##### INFORMATION SHOWN #####
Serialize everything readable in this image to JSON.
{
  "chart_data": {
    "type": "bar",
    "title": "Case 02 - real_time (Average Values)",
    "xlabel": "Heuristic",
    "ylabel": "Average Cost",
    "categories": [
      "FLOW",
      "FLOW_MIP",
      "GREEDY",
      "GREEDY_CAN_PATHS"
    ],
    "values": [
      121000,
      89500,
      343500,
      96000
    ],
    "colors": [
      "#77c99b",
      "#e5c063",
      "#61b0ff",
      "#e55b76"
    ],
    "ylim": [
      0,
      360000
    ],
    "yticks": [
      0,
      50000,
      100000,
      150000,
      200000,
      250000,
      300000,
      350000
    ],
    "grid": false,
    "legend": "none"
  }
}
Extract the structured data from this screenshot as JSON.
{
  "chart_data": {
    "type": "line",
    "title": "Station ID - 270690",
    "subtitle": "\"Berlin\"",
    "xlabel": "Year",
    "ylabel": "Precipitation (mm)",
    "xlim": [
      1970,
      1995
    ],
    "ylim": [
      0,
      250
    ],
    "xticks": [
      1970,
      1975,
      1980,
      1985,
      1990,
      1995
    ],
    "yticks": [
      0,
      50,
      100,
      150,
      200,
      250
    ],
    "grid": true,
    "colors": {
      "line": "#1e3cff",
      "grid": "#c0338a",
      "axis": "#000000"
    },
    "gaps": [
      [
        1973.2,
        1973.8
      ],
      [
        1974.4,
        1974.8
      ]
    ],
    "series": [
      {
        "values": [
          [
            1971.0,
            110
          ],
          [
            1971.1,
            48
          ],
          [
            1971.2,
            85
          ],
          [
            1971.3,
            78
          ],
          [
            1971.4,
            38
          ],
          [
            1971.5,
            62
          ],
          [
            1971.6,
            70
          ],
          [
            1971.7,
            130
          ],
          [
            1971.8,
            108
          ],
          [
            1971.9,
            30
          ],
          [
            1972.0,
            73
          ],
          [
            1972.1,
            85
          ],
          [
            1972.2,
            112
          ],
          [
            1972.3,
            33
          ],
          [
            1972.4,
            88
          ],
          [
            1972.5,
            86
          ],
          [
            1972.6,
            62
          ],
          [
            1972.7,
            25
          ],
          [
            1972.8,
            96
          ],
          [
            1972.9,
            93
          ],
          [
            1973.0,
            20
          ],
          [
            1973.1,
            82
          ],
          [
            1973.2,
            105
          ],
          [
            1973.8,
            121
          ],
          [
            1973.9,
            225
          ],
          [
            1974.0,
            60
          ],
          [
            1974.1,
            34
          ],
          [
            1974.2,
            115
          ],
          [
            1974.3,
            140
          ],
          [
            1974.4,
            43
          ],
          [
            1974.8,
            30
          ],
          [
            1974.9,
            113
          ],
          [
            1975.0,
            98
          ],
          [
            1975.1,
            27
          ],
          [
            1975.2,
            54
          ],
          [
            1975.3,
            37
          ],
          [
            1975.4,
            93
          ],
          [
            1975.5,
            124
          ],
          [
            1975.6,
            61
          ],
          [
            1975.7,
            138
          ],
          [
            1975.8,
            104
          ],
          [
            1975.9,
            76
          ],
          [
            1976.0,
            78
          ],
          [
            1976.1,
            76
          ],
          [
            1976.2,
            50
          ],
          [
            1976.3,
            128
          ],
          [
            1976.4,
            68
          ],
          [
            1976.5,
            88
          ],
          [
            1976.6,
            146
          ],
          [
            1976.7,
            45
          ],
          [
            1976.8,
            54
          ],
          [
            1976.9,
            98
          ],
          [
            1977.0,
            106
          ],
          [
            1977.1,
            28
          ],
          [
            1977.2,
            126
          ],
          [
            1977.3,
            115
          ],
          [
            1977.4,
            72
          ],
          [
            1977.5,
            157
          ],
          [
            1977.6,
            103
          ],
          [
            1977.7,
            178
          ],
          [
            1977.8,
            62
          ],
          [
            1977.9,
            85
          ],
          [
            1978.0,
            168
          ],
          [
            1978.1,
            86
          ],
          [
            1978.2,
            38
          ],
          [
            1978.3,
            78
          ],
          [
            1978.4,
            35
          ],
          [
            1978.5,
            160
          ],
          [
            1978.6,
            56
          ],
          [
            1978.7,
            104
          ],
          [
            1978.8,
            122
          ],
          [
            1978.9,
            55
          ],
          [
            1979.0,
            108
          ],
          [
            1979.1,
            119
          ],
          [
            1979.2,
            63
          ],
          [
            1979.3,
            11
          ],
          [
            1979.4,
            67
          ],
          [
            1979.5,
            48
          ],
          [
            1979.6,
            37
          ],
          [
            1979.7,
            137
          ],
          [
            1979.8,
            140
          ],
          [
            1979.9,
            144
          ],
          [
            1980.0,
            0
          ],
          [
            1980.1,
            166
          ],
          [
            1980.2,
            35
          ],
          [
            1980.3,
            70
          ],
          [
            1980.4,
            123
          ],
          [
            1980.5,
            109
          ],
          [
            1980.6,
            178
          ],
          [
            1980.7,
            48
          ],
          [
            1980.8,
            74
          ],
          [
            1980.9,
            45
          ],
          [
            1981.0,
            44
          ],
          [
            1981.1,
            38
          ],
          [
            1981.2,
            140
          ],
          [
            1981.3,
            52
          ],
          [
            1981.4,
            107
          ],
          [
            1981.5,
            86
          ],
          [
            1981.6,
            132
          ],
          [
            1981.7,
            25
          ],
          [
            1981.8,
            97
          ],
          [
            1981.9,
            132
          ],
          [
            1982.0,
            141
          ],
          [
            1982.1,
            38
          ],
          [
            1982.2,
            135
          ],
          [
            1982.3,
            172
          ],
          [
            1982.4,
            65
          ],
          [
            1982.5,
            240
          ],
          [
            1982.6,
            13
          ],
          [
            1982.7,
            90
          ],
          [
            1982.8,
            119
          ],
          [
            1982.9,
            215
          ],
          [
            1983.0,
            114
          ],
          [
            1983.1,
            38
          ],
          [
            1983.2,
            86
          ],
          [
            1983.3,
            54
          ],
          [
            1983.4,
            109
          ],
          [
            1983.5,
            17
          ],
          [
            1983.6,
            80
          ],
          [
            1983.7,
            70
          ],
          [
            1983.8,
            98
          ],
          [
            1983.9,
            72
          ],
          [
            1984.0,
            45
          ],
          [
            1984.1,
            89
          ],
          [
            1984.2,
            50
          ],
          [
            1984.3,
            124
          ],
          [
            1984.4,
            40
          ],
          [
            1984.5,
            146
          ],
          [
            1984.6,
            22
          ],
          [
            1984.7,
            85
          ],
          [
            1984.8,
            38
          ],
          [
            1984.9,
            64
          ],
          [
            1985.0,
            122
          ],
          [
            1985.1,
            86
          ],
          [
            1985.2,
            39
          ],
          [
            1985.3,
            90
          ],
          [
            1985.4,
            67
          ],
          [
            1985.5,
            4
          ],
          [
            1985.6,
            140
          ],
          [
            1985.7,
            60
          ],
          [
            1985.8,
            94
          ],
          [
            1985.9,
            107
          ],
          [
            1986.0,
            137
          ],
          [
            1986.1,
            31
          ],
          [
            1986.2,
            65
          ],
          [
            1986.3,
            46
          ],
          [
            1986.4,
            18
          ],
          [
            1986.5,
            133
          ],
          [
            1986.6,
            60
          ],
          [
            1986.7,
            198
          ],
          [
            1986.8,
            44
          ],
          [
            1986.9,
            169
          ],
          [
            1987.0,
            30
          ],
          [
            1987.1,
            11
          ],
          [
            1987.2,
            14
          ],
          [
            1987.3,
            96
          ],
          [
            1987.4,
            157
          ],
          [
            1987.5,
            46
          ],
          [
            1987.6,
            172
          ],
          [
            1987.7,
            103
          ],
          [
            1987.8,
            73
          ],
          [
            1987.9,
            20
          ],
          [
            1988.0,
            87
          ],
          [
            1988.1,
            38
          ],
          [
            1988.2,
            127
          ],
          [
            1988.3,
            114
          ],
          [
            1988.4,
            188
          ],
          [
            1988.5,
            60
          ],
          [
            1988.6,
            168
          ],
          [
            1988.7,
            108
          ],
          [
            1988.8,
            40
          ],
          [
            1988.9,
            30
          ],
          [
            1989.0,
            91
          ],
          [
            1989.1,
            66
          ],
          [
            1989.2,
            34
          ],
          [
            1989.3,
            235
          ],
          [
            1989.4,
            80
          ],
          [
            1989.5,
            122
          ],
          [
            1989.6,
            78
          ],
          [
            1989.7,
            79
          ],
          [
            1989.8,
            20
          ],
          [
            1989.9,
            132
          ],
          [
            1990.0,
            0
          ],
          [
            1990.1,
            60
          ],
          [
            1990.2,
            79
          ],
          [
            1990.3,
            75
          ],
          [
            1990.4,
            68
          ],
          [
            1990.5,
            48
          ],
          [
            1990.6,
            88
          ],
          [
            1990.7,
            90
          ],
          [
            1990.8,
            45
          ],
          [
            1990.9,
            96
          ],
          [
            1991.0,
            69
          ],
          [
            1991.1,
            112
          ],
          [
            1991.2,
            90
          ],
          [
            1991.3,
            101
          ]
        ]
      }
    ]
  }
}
#####
## JOB
Copy every line of the data that holds the string "Average".

## PROBLEM SOLUTION
    "title": "Case 02 - real_time (Average Values)",
    "ylabel": "Average Cost",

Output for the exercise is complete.